_Aim_
All records below must be retyped exactly.
++++++++++++++++++++
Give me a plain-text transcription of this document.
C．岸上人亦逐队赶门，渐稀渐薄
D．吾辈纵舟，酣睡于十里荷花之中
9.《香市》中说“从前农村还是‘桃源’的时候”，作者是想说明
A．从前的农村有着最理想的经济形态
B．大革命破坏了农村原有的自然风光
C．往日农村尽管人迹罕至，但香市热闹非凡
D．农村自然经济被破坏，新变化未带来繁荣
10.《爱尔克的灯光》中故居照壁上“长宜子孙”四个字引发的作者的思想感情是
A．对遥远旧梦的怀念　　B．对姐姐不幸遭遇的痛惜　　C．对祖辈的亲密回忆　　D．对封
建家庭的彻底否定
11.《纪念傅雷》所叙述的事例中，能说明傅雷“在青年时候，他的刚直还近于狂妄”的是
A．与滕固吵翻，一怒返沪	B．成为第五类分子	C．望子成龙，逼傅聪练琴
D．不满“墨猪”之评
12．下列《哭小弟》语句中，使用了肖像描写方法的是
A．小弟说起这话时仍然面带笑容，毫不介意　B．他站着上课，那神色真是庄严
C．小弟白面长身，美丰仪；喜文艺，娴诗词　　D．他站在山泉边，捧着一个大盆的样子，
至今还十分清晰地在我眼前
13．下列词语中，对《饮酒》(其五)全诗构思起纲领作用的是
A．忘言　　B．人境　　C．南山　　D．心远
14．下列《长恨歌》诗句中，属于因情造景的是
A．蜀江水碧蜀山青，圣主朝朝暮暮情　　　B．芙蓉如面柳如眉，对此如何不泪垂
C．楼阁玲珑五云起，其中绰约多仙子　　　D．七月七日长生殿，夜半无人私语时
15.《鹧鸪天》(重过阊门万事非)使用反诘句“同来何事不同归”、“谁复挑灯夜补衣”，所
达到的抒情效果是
++++++++++++++++++++
_Correct answer_
Give me a plain-text transcription of this document.
C．岸上人亦逐队赶门，渐稀渐薄
D．吾辈纵舟，酣睡于十里荷花之中
9.《香市》中说“从前农村还是‘桃源’的时候”，作者是想说明
A．从前的农村有着最理想的经济形态
B．大革命破坏了农村原有的自然风光
C．往日农村尽管人迹罕至，但香市热闹非凡
D．农村自然经济被破坏，新变化未带来繁荣
10.《爱尔克的灯光》中故居照壁上“长宜子孙”四个字引发的作者的思想感情是
A．对遥远旧梦的怀念　　B．对姐姐不幸遭遇的痛惜　　C．对祖辈的亲密回忆　　D．对封
建家庭的彻底否定
11.《纪念傅雷》所叙述的事例中，能说明傅雷“在青年时候，他的刚直还近于狂妄”的是
A．与滕固吵翻，一怒返沪	B．成为第五类分子	C．望子成龙，逼傅聪练琴
D．不满“墨猪”之评
12．下列《哭小弟》语句中，使用了肖像描写方法的是
A．小弟说起这话时仍然面带笑容，毫不介意　B．他站着上课，那神色真是庄严
C．小弟白面长身，美丰仪；喜文艺，娴诗词　　D．他站在山泉边，捧着一个大盆的样子，
至今还十分清晰地在我眼前
13．下列词语中，对《饮酒》(其五)全诗构思起纲领作用的是
A．忘言　　B．人境　　C．南山　　D．心远
14．下列《长恨歌》诗句中，属于因情造景的是
A．蜀江水碧蜀山青，圣主朝朝暮暮情　　　B．芙蓉如面柳如眉，对此如何不泪垂
C．楼阁玲珑五云起，其中绰约多仙子　　　D．七月七日长生殿，夜半无人私语时
15.《鹧鸪天》(重过阊门万事非)使用反诘句“同来何事不同归”、“谁复挑灯夜补衣”，所
达到的抒情效果是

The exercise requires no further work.